▶ Brief
Copy out every line in which the string "Nominal" occurs.
── Record excerpts ──
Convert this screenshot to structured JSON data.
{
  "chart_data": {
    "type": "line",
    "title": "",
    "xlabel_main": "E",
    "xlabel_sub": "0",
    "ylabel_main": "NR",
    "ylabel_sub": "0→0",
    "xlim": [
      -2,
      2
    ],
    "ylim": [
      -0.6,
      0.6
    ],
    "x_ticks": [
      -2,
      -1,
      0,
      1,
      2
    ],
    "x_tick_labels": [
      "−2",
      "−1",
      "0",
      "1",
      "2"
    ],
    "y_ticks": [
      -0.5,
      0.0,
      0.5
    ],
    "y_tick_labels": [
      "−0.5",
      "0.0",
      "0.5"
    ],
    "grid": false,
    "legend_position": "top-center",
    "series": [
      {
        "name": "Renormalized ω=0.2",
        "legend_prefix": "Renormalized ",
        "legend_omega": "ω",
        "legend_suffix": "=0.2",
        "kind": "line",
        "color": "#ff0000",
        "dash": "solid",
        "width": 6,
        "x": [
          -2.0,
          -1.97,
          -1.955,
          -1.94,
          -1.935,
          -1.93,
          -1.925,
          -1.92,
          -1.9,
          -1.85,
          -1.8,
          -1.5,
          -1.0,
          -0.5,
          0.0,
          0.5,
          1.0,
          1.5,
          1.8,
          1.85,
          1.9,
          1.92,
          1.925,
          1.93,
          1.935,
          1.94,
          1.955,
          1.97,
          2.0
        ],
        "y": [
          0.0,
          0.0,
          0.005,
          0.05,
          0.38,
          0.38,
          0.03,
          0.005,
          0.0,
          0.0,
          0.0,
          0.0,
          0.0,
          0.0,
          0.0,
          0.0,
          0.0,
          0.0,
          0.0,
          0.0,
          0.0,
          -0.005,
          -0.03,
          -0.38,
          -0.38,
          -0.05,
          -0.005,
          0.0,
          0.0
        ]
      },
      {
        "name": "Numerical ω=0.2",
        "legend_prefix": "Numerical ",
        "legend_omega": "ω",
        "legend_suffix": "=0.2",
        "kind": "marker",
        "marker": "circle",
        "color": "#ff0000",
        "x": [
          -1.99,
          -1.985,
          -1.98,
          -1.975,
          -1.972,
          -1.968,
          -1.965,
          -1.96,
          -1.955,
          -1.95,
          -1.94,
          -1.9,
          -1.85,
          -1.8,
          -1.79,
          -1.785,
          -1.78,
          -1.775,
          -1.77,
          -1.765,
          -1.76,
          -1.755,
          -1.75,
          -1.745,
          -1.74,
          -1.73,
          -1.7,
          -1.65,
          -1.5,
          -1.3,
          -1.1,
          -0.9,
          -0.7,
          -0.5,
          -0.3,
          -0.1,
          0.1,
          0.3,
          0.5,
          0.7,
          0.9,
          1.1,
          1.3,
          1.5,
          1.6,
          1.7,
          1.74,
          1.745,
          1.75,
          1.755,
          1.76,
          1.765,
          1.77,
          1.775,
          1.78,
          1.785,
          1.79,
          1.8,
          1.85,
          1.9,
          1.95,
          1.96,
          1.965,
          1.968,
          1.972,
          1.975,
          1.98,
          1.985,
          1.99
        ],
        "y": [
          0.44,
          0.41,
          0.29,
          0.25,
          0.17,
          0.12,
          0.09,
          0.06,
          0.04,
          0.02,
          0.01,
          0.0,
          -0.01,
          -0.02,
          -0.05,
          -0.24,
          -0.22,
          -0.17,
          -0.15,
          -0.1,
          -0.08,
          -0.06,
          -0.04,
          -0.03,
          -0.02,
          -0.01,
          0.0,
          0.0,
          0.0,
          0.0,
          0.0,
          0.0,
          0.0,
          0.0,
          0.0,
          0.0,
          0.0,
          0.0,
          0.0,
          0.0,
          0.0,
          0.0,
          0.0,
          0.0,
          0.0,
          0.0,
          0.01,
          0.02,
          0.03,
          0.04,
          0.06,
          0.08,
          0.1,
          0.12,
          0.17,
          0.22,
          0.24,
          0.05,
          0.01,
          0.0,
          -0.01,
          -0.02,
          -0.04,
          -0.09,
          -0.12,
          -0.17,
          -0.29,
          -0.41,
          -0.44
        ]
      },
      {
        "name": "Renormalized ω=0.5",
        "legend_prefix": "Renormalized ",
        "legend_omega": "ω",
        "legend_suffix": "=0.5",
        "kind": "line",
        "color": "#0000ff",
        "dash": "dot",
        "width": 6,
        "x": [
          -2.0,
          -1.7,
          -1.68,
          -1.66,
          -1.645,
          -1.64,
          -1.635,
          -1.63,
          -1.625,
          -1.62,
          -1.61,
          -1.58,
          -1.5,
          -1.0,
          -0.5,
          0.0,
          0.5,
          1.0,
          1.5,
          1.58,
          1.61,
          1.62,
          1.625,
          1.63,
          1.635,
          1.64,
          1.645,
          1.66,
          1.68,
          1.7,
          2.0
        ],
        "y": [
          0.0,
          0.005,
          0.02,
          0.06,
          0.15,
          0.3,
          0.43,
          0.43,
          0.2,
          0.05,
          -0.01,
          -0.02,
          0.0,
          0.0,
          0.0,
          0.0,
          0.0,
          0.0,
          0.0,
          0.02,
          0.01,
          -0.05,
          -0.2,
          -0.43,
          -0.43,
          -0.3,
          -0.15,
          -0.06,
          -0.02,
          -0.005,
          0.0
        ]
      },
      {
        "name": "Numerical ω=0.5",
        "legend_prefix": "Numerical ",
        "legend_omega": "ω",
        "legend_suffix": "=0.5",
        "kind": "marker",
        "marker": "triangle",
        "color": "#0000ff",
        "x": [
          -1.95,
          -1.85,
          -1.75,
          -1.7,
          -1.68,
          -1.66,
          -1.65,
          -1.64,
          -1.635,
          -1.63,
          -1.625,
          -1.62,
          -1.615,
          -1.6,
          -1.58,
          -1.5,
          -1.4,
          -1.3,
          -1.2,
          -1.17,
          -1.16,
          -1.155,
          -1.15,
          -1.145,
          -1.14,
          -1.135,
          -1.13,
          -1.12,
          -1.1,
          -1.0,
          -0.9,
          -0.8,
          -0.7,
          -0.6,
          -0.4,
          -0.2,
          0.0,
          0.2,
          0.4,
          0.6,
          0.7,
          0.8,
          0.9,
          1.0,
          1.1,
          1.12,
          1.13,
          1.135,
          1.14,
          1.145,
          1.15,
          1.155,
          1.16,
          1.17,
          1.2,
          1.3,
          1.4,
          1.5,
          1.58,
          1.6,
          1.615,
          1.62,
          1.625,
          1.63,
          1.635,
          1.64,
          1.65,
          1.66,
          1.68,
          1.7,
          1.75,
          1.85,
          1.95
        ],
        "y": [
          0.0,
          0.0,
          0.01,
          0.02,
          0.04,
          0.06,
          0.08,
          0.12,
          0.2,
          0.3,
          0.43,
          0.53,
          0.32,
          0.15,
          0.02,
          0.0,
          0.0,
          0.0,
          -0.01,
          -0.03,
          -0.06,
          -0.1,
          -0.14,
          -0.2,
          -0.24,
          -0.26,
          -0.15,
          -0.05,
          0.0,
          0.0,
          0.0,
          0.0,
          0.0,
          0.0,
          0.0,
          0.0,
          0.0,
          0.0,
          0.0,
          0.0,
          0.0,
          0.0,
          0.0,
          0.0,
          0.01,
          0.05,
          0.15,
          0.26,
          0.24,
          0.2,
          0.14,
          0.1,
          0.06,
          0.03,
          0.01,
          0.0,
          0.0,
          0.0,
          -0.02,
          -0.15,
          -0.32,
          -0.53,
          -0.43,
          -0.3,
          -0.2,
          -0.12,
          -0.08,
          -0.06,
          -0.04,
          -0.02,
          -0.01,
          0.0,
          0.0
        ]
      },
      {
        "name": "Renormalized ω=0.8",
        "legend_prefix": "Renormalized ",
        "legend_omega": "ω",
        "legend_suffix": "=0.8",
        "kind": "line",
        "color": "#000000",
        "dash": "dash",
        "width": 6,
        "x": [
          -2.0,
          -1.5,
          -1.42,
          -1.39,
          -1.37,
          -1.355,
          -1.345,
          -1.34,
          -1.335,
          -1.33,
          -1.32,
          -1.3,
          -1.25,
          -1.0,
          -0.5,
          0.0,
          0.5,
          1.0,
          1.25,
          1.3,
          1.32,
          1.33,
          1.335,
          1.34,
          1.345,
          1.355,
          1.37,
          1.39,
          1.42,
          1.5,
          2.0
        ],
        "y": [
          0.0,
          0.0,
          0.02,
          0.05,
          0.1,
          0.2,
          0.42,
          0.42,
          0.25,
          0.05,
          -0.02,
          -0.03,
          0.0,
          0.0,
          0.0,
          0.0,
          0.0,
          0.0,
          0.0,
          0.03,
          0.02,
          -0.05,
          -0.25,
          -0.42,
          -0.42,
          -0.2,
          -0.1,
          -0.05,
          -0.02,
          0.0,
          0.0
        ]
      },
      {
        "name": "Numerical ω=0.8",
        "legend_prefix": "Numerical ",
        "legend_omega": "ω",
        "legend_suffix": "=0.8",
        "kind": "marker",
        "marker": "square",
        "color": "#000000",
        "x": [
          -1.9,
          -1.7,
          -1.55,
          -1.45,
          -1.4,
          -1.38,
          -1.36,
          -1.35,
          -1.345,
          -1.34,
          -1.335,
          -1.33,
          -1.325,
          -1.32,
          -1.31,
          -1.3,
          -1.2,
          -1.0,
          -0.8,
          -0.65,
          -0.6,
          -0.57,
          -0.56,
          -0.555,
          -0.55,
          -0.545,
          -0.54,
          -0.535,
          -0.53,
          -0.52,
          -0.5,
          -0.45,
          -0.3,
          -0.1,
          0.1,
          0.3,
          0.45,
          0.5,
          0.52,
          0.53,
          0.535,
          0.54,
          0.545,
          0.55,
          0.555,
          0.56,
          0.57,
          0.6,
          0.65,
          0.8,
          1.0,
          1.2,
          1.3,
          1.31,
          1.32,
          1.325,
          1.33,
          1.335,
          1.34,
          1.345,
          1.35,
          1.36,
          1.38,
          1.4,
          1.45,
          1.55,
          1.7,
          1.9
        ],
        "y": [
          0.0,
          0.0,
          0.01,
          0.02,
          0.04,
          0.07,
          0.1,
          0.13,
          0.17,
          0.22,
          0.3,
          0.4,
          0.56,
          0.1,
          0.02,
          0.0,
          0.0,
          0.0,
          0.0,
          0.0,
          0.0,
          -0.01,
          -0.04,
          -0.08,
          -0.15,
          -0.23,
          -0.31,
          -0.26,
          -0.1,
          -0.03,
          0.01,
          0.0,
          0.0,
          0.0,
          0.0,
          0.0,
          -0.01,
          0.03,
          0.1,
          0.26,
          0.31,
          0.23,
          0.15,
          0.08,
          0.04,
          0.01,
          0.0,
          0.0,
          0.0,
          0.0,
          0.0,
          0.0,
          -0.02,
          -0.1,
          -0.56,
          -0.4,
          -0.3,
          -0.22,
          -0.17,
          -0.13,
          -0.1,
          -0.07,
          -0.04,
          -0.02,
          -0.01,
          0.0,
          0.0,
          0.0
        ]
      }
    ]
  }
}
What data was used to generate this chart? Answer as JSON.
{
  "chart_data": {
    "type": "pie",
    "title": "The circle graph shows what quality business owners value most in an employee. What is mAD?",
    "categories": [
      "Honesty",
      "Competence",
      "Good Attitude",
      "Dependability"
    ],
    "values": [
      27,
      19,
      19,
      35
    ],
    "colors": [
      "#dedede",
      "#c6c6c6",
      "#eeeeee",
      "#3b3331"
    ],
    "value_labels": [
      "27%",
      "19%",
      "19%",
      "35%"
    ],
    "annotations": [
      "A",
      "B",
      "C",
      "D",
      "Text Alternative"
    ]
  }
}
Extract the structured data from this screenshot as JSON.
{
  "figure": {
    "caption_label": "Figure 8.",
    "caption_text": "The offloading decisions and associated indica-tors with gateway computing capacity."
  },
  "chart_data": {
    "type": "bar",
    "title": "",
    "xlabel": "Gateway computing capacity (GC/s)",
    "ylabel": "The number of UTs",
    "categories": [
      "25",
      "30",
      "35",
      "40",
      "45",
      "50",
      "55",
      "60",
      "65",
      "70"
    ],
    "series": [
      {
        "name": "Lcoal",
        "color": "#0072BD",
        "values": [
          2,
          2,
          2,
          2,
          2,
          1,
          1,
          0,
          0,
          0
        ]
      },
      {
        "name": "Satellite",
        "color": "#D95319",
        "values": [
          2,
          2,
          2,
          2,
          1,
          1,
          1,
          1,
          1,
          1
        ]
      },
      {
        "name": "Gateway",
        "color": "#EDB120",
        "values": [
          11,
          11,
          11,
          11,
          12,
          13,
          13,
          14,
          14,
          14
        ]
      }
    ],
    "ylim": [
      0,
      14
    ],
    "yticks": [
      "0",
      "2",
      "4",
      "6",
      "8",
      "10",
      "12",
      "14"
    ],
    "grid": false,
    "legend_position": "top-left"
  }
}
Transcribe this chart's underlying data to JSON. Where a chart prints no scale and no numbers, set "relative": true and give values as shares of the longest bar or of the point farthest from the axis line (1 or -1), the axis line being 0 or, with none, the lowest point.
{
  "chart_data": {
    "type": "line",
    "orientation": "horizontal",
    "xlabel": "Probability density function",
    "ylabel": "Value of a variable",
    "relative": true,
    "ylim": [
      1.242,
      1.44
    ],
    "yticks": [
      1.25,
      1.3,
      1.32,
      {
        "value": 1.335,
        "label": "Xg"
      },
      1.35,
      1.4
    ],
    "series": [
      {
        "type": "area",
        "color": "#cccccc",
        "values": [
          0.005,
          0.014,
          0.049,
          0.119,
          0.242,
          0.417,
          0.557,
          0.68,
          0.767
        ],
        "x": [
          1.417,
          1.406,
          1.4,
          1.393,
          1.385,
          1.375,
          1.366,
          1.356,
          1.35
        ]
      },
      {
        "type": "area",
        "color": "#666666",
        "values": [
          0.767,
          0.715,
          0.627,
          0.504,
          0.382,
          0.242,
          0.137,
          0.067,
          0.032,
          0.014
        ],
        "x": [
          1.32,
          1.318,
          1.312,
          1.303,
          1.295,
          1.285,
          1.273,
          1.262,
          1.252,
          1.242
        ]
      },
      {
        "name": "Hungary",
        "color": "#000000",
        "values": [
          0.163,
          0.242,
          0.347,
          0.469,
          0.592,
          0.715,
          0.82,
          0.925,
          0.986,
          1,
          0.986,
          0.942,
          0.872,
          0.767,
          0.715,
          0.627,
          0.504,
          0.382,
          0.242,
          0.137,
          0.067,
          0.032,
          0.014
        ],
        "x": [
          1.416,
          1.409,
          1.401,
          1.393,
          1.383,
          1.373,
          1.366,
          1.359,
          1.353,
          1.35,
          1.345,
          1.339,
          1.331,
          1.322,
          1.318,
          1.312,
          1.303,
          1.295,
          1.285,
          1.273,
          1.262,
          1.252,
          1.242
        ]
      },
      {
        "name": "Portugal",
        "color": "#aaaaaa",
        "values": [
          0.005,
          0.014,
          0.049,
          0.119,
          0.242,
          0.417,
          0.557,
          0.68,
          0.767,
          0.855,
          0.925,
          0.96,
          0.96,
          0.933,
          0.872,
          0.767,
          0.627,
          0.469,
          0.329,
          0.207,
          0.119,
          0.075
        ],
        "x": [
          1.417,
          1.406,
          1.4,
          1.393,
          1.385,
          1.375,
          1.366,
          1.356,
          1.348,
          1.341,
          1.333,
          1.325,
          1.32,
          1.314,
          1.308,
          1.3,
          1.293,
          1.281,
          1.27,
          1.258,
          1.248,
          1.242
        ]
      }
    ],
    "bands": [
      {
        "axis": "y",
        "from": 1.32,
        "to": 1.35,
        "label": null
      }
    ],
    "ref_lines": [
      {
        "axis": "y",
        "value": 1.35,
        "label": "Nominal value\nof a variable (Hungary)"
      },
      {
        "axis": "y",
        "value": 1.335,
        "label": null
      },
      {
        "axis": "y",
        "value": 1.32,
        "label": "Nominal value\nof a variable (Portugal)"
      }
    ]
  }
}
───
▶ The output
        "label": "Nominal value\nof a variable (Hungary)"
        "label": "Nominal value\nof a variable (Portugal)"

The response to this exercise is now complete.